READING PASSAGE ->
>> start
Editor’s note: This is a revised version of the original review.
Reviewed by George Basler
Audience members know they’re in for a funny evening when even the pre-show announcement about fire exits and cell phones draws laughs.
That’s the case with SRO Underground’s production of Avenue Q, which opened last weekend (May 12-14) at the Schorr Family Firehouse Stage in Johnson City.
The laughs continue throughout the two-hour and 15-minute show that is basically a spoof of the beloved children’s series Sesame Street, replete with fuzzy puppets and actors pulling the strings. The performance is funny and enjoyable with a highly skilled 11-member cast making the most of the clever material.
The 2003 musical stands out as one of the biggest sleeper hits in Broadway history. To the surprise of almost everyone, it beat out Wicked for the Tony Award for Best Musical in 2004.
The show, with a book by Jeff Whitty, tackles some pretty heavy topics. Racism, closeted homosexuality, the struggles of young adults and the erosion of the American dream head the list.
But it’s done with a light touch that proves the old adage, “You catch more flies with honey than vinegar.” The songs by Robert Lopez and Jeff Marx remain as tuneful as ever while the concept of having puppets interact with human characters remains fresh and inventive.
Moreover, Avenue Q is a delightfully offensive poke in the eye against uptight political correctness.
The plot centers on Princeton, a recent college graduate, struggling with the mundane issue of paying his bills while trying to find a higher purpose is life. He moves into a rundown block in New York City where he meets assorted characters, including Rod, a repressed gay Republican; his roommate, Nicky; Brian, a genial deadbeat; Christmas Eve, his Asian girlfriend; Gary Coleman, the former child star who is the building’s superintenden,; and Trekkie Monster, whose potty mouth and raunchy comments provide a lot of laughs.
Along the way, Princeton falls in love with Kate Monster, a kindergarten teaching assistant and the show’s other main character.
All this sounds silly, of course, and Avenue Q needs a strong cast and strong direction to make it work. SRO Underground has both. The performers have good comic timing and sing well as they put across the politically incorrect songs and cheeky dialogue. They also have great chemistry, something that is absolutely essential.
>> end
DATA PROVIDED ->
>> start
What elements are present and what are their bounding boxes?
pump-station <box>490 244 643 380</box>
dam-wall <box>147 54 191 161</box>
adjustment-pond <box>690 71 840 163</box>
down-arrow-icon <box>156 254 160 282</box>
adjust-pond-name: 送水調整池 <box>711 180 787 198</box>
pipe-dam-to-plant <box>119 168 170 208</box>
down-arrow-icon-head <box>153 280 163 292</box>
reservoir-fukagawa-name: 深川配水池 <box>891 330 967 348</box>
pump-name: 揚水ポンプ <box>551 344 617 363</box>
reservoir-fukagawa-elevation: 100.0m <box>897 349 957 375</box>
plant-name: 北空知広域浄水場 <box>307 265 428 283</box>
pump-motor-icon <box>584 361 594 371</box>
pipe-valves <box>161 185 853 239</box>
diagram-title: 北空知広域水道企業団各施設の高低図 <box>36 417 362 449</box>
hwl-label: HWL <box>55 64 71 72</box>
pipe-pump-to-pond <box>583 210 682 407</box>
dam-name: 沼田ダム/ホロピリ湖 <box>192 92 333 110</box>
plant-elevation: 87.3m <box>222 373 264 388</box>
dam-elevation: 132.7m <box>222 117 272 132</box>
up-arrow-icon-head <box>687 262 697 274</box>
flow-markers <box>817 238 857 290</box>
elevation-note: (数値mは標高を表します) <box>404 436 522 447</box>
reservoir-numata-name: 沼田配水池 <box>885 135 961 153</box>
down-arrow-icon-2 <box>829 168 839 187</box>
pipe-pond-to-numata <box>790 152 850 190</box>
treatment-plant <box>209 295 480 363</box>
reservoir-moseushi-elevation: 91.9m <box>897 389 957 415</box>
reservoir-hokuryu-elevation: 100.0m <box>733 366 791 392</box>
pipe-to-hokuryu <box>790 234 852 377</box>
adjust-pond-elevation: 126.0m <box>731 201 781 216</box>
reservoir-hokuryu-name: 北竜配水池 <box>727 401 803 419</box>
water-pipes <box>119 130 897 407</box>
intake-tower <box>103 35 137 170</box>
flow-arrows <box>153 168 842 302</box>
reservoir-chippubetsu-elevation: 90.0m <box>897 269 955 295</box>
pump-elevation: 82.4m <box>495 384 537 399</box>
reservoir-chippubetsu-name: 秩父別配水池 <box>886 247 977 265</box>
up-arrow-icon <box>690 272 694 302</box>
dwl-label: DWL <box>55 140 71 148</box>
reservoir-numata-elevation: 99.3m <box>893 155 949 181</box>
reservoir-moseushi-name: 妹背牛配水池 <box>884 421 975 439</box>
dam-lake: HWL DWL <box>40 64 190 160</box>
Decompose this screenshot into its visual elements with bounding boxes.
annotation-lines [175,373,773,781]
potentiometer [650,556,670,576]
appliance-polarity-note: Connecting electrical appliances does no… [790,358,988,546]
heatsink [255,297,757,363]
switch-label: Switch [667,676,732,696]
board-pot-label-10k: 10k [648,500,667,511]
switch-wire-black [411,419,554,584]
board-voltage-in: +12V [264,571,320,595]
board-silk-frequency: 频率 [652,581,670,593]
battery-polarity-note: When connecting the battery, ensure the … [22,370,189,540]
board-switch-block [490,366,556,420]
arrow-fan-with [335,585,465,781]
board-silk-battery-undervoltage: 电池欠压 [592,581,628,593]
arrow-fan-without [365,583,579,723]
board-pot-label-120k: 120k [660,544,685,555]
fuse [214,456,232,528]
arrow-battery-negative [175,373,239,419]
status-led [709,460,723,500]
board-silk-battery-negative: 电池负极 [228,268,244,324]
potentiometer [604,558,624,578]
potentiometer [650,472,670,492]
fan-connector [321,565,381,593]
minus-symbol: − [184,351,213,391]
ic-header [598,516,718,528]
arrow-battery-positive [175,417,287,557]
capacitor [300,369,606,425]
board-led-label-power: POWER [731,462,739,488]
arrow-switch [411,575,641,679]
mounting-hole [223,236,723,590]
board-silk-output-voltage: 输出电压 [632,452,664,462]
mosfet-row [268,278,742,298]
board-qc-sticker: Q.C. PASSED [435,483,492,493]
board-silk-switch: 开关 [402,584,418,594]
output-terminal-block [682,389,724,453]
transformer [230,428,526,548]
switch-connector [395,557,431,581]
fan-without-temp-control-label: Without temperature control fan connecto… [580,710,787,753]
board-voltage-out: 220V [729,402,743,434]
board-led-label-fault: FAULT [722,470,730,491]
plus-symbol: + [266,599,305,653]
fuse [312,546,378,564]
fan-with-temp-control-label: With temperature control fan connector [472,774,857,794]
>> end
WRITTEN TASKS ->
1/ In the Avenue Q review, copy the passage starting with "The 2003 musical" and going on through "uptight political correctness.".
2/ Answer these questions using the Avenue Q review.
(a) Which musical did Avenue Q beat for the Tony Award for Best Musical in 2004?
(b) Who wrote the songs for the show?
(c) What is Kate Monster's job?
The material plays no part in this work.

WORKED ANSWERS ->
1/
The 2003 musical stands out as one of the biggest sleeper hits in Broadway history. To the surprise of almost everyone, it beat out Wicked for the Tony Award for Best Musical in 2004.
The show, with a book by Jeff Whitty, tackles some pretty heavy topics. Racism, closeted homosexuality, the struggles of young adults and the erosion of the American dream head the list.
But it’s done with a light touch that proves the old adage, “You catch more flies with honey than vinegar.” The songs by Robert Lopez and Jeff Marx remain as tuneful as ever while the concept of having puppets interact with human characters remains fresh and inventive.
Moreover, Avenue Q is a delightfully offensive poke in the eye against uptight political correctness.

2/
(a) Wicked
(b) Robert Lopez and Jeff Marx
(c) She is a kindergarten teaching assistant.